YOUR INSTRUCTIONS: Extract every line where the string "Market" appears.

Figure record extracts:
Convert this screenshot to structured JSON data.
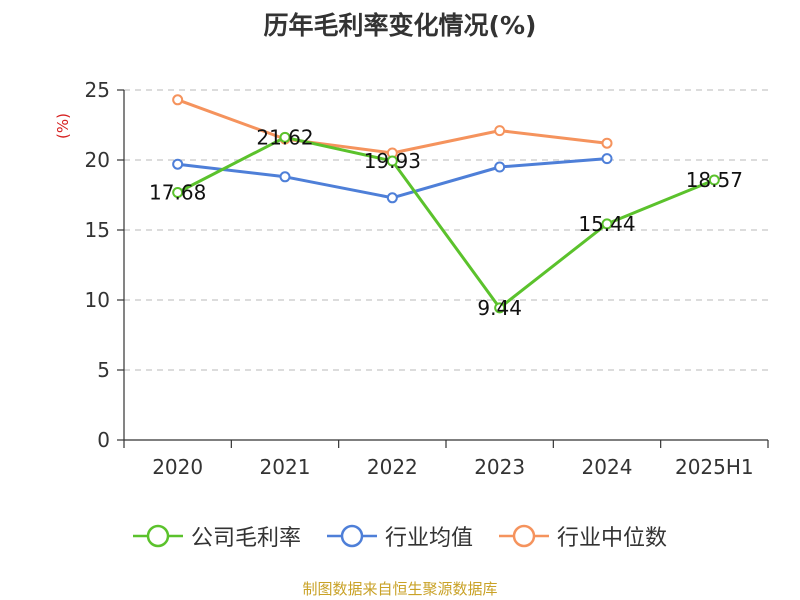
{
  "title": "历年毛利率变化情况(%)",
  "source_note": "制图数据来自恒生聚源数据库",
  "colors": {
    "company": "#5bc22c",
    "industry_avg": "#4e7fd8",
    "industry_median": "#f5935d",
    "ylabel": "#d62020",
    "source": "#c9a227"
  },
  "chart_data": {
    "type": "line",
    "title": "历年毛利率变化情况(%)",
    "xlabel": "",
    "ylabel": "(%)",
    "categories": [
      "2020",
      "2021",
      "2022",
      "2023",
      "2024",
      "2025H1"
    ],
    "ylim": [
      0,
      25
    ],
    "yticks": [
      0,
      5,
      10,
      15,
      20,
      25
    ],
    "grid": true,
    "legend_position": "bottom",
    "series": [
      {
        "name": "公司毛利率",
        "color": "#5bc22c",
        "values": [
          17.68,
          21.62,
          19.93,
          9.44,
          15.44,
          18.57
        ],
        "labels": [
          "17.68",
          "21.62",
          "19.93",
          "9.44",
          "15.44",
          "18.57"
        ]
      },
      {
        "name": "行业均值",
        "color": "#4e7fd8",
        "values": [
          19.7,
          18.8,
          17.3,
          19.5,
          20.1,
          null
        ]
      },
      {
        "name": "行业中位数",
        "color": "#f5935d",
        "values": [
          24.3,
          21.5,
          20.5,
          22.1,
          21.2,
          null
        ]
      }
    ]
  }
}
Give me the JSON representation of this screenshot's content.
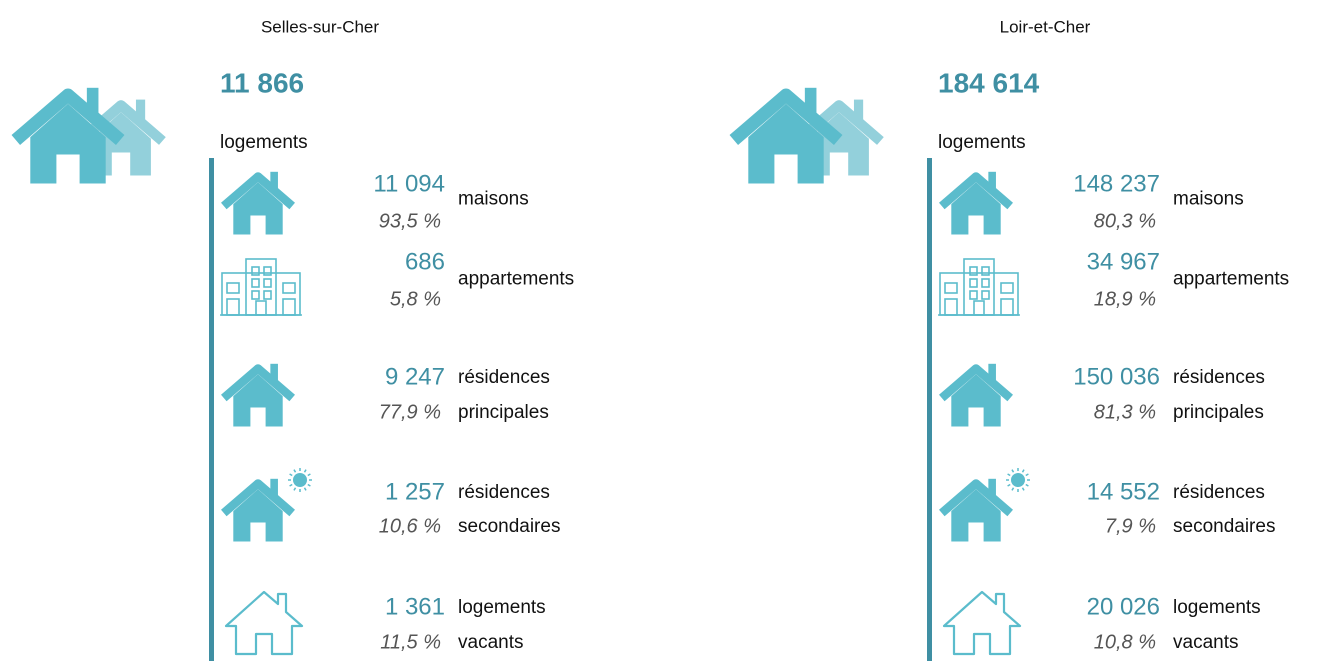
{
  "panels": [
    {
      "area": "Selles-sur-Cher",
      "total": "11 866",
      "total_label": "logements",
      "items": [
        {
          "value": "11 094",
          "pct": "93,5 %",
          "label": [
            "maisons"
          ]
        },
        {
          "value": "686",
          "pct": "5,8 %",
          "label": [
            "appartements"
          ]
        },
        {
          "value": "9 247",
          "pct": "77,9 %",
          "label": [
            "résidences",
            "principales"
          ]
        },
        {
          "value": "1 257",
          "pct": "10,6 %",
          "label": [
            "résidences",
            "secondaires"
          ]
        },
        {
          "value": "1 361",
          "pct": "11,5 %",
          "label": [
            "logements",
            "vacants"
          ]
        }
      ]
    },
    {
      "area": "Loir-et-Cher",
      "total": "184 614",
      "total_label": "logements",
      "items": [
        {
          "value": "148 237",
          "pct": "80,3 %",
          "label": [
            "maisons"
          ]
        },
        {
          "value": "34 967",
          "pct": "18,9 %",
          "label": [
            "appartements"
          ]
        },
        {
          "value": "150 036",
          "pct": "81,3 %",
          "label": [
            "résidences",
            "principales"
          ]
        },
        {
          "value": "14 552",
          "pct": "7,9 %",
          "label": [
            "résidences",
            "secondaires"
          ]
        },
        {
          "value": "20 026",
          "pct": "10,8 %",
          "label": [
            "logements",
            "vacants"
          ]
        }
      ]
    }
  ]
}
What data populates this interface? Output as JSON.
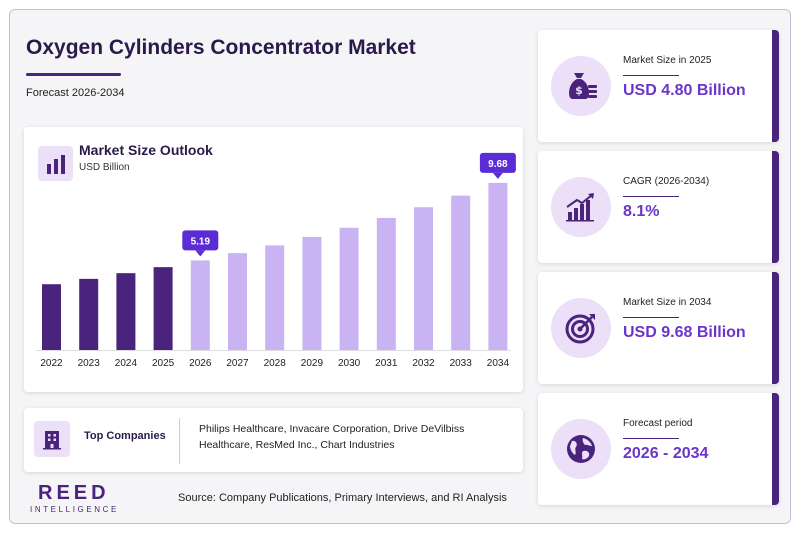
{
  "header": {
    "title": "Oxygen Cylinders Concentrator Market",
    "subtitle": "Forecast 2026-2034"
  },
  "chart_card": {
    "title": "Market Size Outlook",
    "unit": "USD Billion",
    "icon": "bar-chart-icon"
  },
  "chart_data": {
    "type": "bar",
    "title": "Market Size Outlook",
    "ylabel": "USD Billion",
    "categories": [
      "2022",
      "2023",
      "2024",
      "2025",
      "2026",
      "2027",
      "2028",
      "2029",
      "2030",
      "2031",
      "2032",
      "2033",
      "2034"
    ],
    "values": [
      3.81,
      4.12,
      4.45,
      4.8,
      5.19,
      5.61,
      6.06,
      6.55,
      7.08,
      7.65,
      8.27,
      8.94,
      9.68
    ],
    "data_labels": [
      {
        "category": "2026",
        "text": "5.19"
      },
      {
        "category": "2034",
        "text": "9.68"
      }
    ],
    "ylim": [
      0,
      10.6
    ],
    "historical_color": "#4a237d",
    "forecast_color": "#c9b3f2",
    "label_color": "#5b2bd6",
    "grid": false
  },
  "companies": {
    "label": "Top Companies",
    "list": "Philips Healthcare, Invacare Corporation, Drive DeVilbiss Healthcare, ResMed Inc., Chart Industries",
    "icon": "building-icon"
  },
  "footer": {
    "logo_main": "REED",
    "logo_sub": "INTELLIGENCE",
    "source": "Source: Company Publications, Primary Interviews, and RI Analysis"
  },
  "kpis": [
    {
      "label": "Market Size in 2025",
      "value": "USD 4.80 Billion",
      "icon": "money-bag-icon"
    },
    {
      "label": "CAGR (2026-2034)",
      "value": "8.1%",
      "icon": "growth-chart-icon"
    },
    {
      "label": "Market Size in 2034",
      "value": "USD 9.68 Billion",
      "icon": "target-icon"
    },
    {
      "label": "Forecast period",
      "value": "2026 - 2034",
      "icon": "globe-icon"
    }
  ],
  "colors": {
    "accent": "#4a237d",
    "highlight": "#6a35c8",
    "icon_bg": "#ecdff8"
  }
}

...

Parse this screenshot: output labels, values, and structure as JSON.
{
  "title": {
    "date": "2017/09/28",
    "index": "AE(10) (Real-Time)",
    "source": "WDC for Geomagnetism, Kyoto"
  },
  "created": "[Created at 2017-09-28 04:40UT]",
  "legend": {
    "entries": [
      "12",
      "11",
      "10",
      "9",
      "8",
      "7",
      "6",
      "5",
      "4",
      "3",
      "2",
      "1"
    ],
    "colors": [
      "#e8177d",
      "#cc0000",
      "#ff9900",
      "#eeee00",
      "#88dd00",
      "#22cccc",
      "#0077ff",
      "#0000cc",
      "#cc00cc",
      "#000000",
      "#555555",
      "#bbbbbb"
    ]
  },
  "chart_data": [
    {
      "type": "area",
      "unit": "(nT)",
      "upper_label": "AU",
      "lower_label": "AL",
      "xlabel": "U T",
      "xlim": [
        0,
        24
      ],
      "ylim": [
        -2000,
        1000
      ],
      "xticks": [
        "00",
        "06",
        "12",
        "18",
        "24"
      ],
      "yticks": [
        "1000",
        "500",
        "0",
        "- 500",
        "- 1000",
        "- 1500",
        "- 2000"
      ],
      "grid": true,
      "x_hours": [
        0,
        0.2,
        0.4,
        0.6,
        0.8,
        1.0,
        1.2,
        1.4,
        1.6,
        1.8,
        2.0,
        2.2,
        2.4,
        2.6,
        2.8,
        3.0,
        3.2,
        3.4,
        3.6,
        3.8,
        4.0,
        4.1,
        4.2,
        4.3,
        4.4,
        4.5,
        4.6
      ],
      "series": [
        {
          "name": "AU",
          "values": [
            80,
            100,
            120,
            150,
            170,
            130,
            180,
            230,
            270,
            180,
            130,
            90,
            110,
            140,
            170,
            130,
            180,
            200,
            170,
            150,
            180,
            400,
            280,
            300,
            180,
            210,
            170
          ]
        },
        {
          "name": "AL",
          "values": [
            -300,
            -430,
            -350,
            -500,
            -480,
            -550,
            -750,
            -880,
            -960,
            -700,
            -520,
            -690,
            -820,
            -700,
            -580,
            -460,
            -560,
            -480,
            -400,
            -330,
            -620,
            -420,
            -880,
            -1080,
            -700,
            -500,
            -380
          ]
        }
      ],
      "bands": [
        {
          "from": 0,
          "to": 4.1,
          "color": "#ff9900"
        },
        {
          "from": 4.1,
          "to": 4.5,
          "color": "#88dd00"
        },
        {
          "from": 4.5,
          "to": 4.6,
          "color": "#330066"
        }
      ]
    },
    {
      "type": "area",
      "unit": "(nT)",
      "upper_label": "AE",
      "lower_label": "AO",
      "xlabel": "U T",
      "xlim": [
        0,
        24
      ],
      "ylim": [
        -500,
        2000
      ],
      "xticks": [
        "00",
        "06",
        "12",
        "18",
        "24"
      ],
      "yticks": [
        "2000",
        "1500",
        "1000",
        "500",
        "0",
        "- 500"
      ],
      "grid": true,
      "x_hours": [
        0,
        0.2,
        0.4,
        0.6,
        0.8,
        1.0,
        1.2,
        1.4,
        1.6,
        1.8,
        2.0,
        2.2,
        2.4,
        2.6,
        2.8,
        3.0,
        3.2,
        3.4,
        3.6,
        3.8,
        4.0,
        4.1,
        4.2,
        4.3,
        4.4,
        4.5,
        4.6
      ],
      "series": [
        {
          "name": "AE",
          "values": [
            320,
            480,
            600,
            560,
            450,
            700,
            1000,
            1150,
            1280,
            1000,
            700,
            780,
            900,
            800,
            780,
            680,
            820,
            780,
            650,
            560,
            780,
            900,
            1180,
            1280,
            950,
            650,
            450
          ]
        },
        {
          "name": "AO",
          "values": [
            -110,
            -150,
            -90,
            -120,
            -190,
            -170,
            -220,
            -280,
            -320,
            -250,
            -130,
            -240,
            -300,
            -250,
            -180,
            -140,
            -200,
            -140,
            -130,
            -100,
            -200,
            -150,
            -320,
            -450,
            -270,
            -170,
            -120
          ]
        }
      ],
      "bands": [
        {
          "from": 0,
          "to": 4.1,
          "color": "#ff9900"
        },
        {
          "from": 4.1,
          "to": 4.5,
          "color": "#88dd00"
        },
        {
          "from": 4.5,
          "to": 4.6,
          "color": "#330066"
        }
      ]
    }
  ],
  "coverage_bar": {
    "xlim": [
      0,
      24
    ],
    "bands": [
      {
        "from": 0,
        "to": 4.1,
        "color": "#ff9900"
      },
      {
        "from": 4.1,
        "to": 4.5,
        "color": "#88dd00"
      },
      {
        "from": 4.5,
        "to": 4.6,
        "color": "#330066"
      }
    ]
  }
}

REPLY:
    "title": "Oxygen Cylinders Concentrator Market",
    "title": "Market Size Outlook",
    "title": "Market Size Outlook",
      "label": "Market Size in 2025",
      "label": "Market Size in 2034",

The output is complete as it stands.